• **The problem**
Extract all lines in the data that contain the word "común".

• **Material for this exercise**
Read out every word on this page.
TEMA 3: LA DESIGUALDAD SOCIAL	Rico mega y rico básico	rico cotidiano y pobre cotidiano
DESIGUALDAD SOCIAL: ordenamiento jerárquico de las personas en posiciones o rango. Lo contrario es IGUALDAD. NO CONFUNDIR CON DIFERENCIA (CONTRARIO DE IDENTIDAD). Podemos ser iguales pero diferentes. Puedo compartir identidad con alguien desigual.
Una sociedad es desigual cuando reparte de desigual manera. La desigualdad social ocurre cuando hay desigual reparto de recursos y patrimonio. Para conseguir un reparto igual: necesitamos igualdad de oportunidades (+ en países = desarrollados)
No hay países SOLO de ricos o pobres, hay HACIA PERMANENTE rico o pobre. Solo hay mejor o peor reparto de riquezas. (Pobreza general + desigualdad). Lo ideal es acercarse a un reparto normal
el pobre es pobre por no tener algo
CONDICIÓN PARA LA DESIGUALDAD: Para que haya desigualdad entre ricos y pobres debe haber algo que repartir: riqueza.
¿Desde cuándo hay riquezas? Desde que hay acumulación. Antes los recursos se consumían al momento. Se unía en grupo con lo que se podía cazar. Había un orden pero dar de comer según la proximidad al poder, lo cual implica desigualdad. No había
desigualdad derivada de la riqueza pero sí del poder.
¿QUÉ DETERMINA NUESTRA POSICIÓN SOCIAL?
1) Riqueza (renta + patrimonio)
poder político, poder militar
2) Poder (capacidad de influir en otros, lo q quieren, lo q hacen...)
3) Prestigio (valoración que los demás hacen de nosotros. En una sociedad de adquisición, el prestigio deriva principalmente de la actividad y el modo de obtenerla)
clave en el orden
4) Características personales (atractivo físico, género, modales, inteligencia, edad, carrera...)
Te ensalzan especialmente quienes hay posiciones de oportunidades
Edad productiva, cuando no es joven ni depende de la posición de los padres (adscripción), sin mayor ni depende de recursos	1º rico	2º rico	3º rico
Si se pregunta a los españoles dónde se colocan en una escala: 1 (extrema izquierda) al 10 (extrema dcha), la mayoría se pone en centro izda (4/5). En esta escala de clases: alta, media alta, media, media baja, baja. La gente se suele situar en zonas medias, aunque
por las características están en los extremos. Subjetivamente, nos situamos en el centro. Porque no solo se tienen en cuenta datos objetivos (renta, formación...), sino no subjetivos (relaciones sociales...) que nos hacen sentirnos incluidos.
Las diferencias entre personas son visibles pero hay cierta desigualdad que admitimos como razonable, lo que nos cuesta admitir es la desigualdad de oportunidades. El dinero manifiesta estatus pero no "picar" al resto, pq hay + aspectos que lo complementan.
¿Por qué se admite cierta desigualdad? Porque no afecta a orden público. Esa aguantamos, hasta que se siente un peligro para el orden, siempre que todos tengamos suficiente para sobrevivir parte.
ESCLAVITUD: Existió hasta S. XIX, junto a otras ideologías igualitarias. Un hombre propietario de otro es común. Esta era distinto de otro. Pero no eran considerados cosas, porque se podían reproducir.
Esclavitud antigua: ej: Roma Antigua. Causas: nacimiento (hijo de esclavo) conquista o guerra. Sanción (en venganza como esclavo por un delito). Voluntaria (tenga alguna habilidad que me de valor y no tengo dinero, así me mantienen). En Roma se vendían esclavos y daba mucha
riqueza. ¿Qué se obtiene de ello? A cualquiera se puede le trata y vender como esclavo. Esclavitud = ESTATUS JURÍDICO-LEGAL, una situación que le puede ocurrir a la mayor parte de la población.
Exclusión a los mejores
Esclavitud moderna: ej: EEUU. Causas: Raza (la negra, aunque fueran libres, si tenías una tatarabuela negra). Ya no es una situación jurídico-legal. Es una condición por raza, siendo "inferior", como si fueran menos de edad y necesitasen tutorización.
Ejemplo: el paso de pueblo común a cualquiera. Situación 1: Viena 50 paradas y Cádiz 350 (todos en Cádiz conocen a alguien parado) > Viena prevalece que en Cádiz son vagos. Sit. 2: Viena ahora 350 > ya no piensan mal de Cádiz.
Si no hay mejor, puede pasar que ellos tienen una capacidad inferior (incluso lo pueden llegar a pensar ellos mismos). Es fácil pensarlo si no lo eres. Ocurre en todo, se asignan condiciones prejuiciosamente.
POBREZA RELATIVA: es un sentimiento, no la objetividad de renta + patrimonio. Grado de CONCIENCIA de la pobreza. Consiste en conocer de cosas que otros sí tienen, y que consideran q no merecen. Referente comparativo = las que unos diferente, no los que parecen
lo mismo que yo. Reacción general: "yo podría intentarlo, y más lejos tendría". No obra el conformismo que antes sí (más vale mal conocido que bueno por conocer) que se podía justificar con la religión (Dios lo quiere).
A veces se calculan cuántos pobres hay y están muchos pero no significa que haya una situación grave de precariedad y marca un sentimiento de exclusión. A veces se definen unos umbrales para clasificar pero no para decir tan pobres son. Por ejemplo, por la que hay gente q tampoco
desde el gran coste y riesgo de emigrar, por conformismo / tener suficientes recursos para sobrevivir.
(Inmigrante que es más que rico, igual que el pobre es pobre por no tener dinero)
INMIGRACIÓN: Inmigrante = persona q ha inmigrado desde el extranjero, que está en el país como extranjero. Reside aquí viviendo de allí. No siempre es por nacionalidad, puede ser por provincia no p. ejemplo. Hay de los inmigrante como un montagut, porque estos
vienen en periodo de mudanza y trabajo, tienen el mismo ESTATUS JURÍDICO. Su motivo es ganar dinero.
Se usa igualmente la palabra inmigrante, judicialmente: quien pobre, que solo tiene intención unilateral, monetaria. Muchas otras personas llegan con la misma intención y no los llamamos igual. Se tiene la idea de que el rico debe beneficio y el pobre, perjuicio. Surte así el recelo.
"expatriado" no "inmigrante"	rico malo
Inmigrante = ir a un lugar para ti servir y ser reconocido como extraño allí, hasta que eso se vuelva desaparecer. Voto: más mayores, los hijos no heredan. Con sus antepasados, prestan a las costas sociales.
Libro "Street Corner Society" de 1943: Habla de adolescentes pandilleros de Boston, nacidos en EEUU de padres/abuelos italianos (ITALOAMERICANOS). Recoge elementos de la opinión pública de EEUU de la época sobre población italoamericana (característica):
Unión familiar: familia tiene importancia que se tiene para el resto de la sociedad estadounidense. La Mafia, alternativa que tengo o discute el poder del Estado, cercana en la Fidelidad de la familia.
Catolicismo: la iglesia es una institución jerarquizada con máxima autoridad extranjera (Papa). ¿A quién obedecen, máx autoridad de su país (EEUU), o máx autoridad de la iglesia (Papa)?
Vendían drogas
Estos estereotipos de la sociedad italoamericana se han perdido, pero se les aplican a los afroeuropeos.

• **Exercise output**
ESCLAVITUD: Existió hasta S. XIX, junto a otras ideologías igualitarias. Un hombre propietario de otro es común. Esta era distinto de otro. Pero no eran considerados cosas, porque se podían reproducir.
Ejemplo: el paso de pueblo común a cualquiera. Situación 1: Viena 50 paradas y Cádiz 350 (todos en Cádiz conocen a alguien parado) > Viena prevalece que en Cádiz son vagos. Sit. 2: Viena ahora 350 > ya no piensan mal de Cádiz.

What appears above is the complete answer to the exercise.